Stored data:

%%

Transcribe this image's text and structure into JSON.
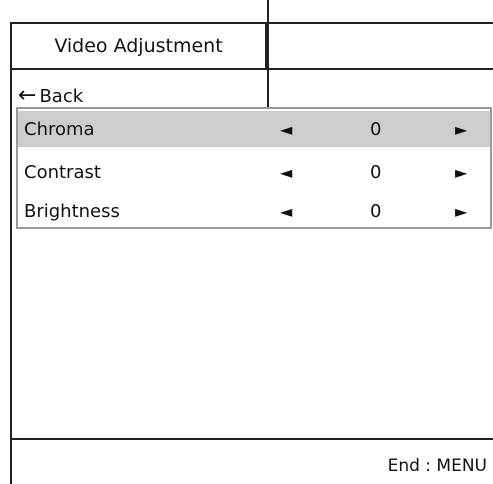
{
  "window": {
    "title": "Video Adjustment"
  },
  "nav": {
    "back_label": "Back",
    "back_icon": "left-arrow-icon"
  },
  "settings": [
    {
      "label": "Chroma",
      "value": "0",
      "selected": true
    },
    {
      "label": "Contrast",
      "value": "0",
      "selected": false
    },
    {
      "label": "Brightness",
      "value": "0",
      "selected": false
    }
  ],
  "glyphs": {
    "decrease": "◄",
    "increase": "►",
    "back_arrow": "🡐"
  },
  "footer": {
    "end_hint": "End : MENU"
  },
  "colors": {
    "selected_row": "#cdcdcd",
    "list_border": "#9a9a9a",
    "frame": "#222222"
  }
}
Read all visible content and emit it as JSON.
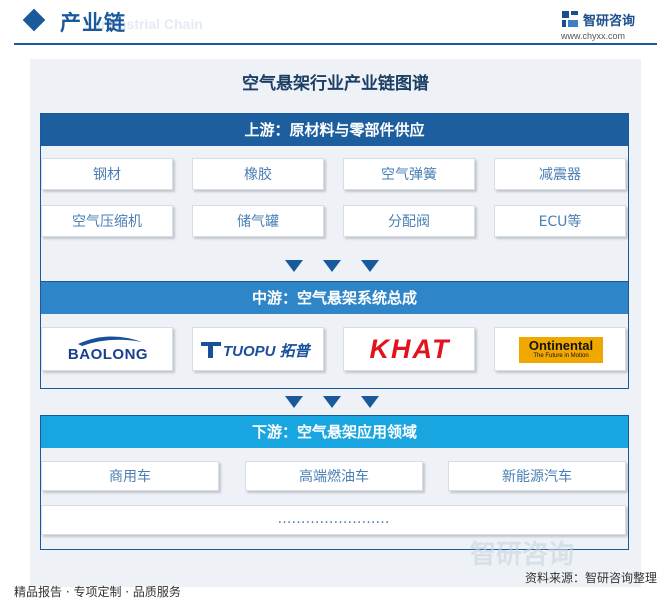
{
  "header": {
    "title": "产业链",
    "subtitle": "Industrial Chain",
    "brand_name": "智研咨询",
    "brand_url": "www.chyxx.com"
  },
  "map_title": "空气悬架行业产业链图谱",
  "upstream": {
    "title": "上游：原材料与零部件供应",
    "items": [
      "钢材",
      "橡胶",
      "空气弹簧",
      "减震器",
      "空气压缩机",
      "储气罐",
      "分配阀",
      "ECU等"
    ]
  },
  "midstream": {
    "title": "中游：空气悬架系统总成",
    "logos": [
      "BAOLONG",
      "TUOPU 拓普",
      "KHAT",
      "Ontinental",
      "The Future in Motion"
    ]
  },
  "downstream": {
    "title": "下游：空气悬架应用领域",
    "items": [
      "商用车",
      "高端燃油车",
      "新能源汽车"
    ],
    "more": "……………………"
  },
  "footer": {
    "left": "精品报告 · 专项定制 · 品质服务",
    "right": "资料来源：智研咨询整理"
  },
  "watermark": "智研咨询",
  "colors": {
    "upstream_bar": "#1d5f9e",
    "midstream_bar": "#2e86c8",
    "downstream_bar": "#19a5e0",
    "arrow": "#1a5a9c",
    "item_text": "#4a7fb5"
  }
}
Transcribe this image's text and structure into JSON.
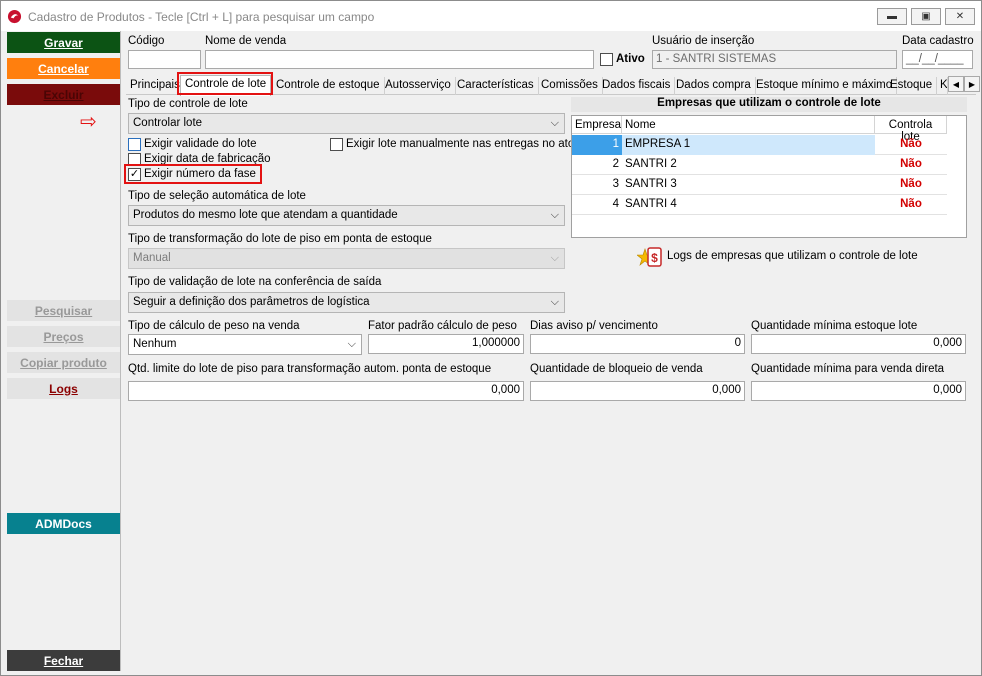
{
  "window": {
    "title": "Cadastro de Produtos - Tecle [Ctrl + L] para pesquisar um campo",
    "minimize": "▬",
    "maximize": "▣",
    "close": "✕"
  },
  "sidebar": {
    "gravar": "Gravar",
    "cancelar": "Cancelar",
    "excluir": "Excluir",
    "pesquisar": "Pesquisar",
    "precos": "Preços",
    "copiar": "Copiar produto",
    "logs": "Logs",
    "admdocs": "ADMDocs",
    "fechar": "Fechar"
  },
  "header": {
    "codigo_label": "Código",
    "codigo_value": "",
    "nome_label": "Nome de venda",
    "nome_value": "",
    "ativo_label": "Ativo",
    "usuario_label": "Usuário de inserção",
    "usuario_value": "1 - SANTRI SISTEMAS",
    "data_label": "Data cadastro",
    "data_value": "__/__/____"
  },
  "tabs": [
    "Principais",
    "Controle de lote",
    "Controle de estoque",
    "Autosserviço",
    "Características",
    "Comissões",
    "Dados fiscais",
    "Dados compra",
    "Estoque mínimo e máximo",
    "Estoque",
    "K"
  ],
  "tab_scroll": {
    "left": "◀",
    "right": "▶"
  },
  "lote": {
    "tipo_controle_label": "Tipo de controle de lote",
    "tipo_controle_value": "Controlar lote",
    "arrow": "⇨",
    "exigir_validade": "Exigir validade do lote",
    "exigir_manual": "Exigir lote manualmente nas entregas no ato",
    "exigir_fabricacao": "Exigir data de fabricação",
    "exigir_fase": "Exigir número da fase",
    "exigir_fase_check": "✓",
    "selecao_label": "Tipo de seleção automática de lote",
    "selecao_value": "Produtos do mesmo lote que atendam a quantidade",
    "transformacao_label": "Tipo de transformação do lote de piso em ponta de estoque",
    "transformacao_value": "Manual",
    "validacao_label": "Tipo de validação de lote na conferência de saída",
    "validacao_value": "Seguir a definição dos parâmetros de logística",
    "caret": "⌵"
  },
  "empresas": {
    "title": "Empresas que utilizam o controle de lote",
    "headers": [
      "Empresa",
      "Nome",
      "Controla lote"
    ],
    "rows": [
      {
        "id": "1",
        "nome": "EMPRESA 1",
        "controla": "Não"
      },
      {
        "id": "2",
        "nome": "SANTRI 2",
        "controla": "Não"
      },
      {
        "id": "3",
        "nome": "SANTRI 3",
        "controla": "Não"
      },
      {
        "id": "4",
        "nome": "SANTRI 4",
        "controla": "Não"
      }
    ],
    "logs_label": "Logs de empresas que utilizam o controle de lote"
  },
  "peso": {
    "calculo_label": "Tipo de cálculo de peso na venda",
    "calculo_value": "Nenhum",
    "fator_label": "Fator padrão cálculo de peso",
    "fator_value": "1,000000",
    "dias_label": "Dias aviso p/ vencimento",
    "dias_value": "0",
    "qtd_min_label": "Quantidade mínima estoque lote",
    "qtd_min_value": "0,000",
    "limite_label": "Qtd. limite do lote de piso para transformação autom. ponta de estoque",
    "limite_value": "0,000",
    "bloqueio_label": "Quantidade de bloqueio de venda",
    "bloqueio_value": "0,000",
    "min_direta_label": "Quantidade mínima para venda direta",
    "min_direta_value": "0,000"
  }
}
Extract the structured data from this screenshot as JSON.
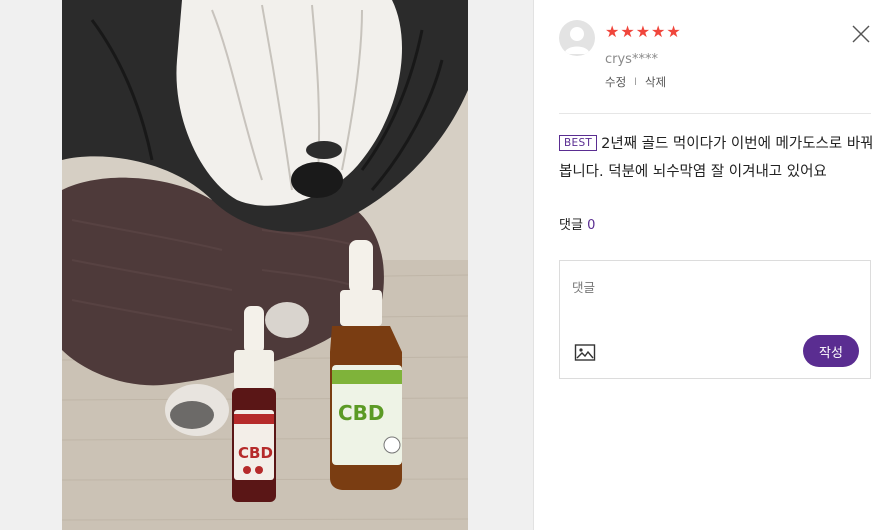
{
  "review": {
    "rating_stars": 5,
    "star_glyph": "★",
    "author": "crys****",
    "edit_label": "수정",
    "separator": "l",
    "delete_label": "삭제",
    "badge": "BEST",
    "text": "2년째 골드 먹이다가 이번에 메가도스로 바꿔봅니다. 덕분에 뇌수막염 잘 이겨내고 있어요"
  },
  "comments": {
    "label": "댓글",
    "count": "0",
    "placeholder": "댓글",
    "submit_label": "작성"
  },
  "photo": {
    "small_bottle_label": "CBD",
    "large_bottle_label": "CBD"
  },
  "colors": {
    "accent": "#5a2d91",
    "star": "#f0463c"
  },
  "icons": {
    "close": "close-icon",
    "image": "image-icon",
    "avatar": "user-avatar-icon"
  }
}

%%

In the records above, locate each line with the word "utilizam". Copy all such lines.

ANSWER TO THE PROBLEM:
    "title": "Empresas que utilizam o controle de lote",
    "logs_label": "Logs de empresas que utilizam o controle de lote"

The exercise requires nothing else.